### Instructions to follow
Copy out each line that has "content" in it.

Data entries
# # # #

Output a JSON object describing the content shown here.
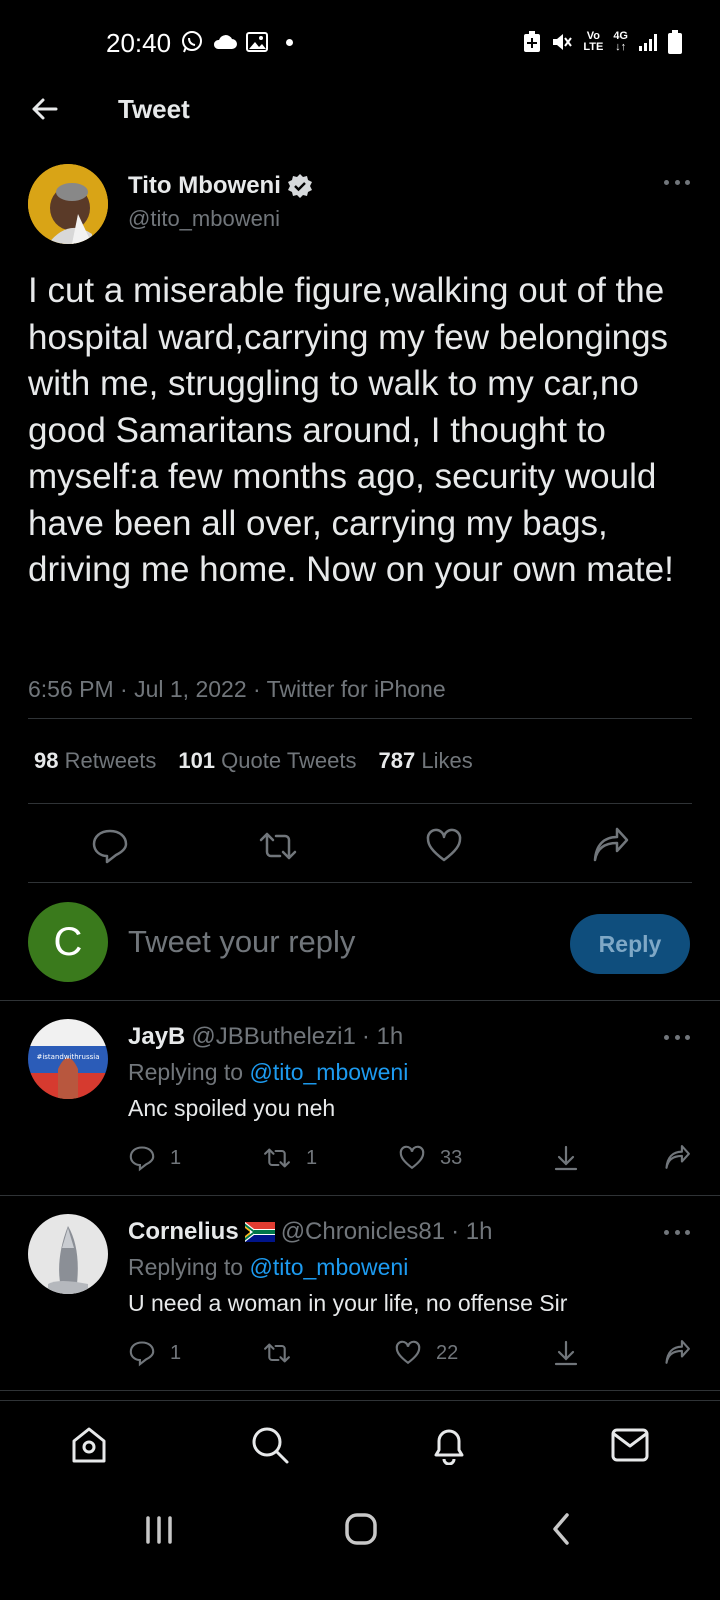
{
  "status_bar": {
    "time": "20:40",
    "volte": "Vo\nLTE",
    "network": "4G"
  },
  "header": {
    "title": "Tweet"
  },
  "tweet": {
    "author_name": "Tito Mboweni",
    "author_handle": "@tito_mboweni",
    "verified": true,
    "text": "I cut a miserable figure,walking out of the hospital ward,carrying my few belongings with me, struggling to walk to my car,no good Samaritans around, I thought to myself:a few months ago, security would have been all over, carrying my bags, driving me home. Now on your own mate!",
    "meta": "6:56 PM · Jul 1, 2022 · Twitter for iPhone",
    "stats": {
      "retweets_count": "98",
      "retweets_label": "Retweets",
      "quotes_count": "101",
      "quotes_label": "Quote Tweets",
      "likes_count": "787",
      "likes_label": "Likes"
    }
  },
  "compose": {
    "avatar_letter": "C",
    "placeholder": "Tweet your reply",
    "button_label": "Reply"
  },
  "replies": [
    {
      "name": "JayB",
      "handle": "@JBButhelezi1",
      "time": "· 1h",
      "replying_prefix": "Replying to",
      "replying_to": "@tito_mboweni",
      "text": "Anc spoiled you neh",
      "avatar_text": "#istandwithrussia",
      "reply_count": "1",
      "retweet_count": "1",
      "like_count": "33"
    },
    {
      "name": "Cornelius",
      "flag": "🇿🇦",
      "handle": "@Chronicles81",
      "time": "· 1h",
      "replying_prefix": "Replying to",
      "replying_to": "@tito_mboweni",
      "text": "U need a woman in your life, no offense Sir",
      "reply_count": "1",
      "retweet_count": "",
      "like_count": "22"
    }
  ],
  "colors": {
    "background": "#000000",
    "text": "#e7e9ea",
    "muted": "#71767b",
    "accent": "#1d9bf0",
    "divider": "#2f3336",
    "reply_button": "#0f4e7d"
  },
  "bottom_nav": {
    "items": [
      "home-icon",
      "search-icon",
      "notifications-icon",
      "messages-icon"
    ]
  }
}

# # # #

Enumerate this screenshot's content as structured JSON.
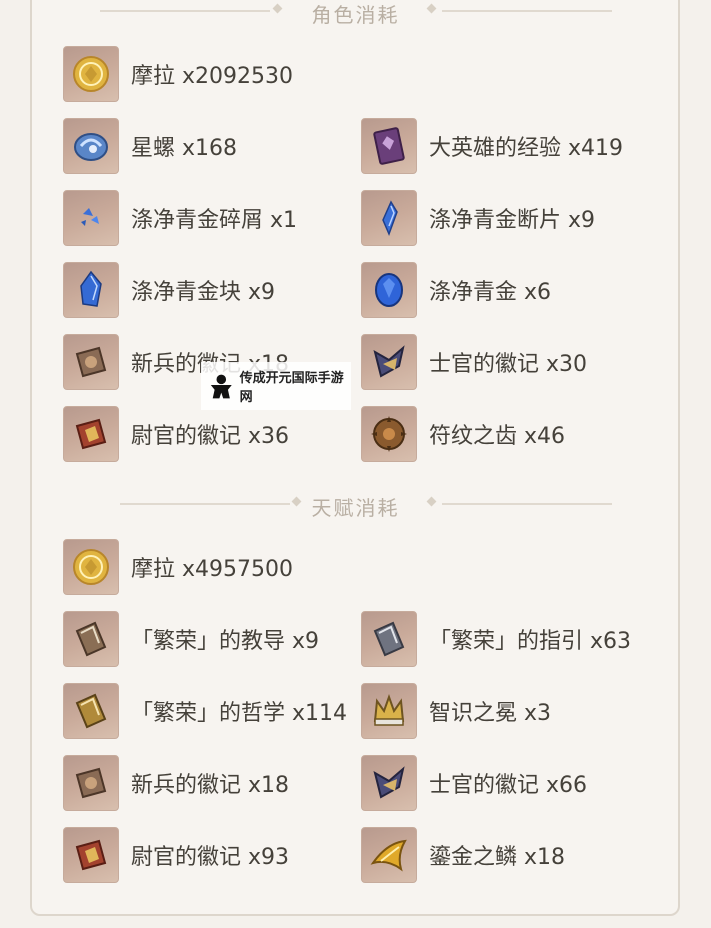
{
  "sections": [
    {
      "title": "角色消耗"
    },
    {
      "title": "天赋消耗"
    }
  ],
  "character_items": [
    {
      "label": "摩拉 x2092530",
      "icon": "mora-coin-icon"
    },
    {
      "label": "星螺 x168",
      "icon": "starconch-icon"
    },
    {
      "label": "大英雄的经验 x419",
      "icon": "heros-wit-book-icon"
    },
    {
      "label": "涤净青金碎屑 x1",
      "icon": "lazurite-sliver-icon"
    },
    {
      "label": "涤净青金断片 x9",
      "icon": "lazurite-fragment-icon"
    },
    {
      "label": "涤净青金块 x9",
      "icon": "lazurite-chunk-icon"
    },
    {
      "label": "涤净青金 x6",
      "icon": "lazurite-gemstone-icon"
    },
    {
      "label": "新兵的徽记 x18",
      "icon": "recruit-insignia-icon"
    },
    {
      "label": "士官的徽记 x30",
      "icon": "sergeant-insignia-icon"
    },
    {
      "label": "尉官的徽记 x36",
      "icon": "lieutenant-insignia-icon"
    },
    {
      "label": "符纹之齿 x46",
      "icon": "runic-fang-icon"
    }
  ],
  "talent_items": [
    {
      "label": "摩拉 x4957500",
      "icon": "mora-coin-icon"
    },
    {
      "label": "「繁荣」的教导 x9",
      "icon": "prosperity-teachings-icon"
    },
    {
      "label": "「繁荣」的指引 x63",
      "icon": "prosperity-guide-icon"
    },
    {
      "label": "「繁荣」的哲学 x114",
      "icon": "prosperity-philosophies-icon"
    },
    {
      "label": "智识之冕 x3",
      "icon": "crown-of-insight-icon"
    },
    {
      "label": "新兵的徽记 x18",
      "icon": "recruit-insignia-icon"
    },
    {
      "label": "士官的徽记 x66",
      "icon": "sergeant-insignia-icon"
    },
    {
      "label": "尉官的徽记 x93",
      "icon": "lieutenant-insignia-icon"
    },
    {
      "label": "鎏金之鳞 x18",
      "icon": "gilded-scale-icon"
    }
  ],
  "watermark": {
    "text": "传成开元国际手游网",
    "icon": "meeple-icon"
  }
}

# # # #

### Correct response
Output a JSON object describing the content shown here.
Enumerate this screenshot's content as structured JSON.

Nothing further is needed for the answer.